DIRECTION:
Identify all lines of the data containing the string "绿色食品" and copy them.

RAW DATA:

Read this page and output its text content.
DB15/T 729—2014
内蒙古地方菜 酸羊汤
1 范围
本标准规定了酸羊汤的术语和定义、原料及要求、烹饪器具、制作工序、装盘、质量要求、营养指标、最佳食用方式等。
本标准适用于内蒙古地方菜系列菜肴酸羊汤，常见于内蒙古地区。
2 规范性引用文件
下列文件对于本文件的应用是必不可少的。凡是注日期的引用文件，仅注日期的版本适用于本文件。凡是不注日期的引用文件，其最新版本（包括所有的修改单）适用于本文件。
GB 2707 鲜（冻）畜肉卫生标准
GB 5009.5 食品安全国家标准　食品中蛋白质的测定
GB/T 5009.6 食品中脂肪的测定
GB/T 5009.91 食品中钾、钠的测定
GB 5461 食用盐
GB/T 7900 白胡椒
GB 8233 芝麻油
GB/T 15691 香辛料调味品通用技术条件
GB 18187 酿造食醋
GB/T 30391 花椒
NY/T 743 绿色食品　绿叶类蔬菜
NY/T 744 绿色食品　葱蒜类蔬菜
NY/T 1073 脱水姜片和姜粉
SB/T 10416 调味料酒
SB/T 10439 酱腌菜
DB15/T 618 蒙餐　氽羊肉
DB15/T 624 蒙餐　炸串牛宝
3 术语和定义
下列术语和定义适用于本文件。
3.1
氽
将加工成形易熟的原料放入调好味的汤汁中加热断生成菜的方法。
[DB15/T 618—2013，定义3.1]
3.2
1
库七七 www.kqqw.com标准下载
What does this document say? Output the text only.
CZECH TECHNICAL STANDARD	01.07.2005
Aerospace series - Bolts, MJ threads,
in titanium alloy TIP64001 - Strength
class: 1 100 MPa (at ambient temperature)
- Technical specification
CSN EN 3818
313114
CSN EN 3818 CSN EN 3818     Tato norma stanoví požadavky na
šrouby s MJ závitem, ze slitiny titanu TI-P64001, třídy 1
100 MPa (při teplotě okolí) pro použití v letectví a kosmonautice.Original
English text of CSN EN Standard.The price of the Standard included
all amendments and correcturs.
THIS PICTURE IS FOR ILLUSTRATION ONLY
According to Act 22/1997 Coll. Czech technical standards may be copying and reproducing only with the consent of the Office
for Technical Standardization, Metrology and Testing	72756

FINISHED ANSWER:
NY/T 743 绿色食品　绿叶类蔬菜
NY/T 744 绿色食品　葱蒜类蔬菜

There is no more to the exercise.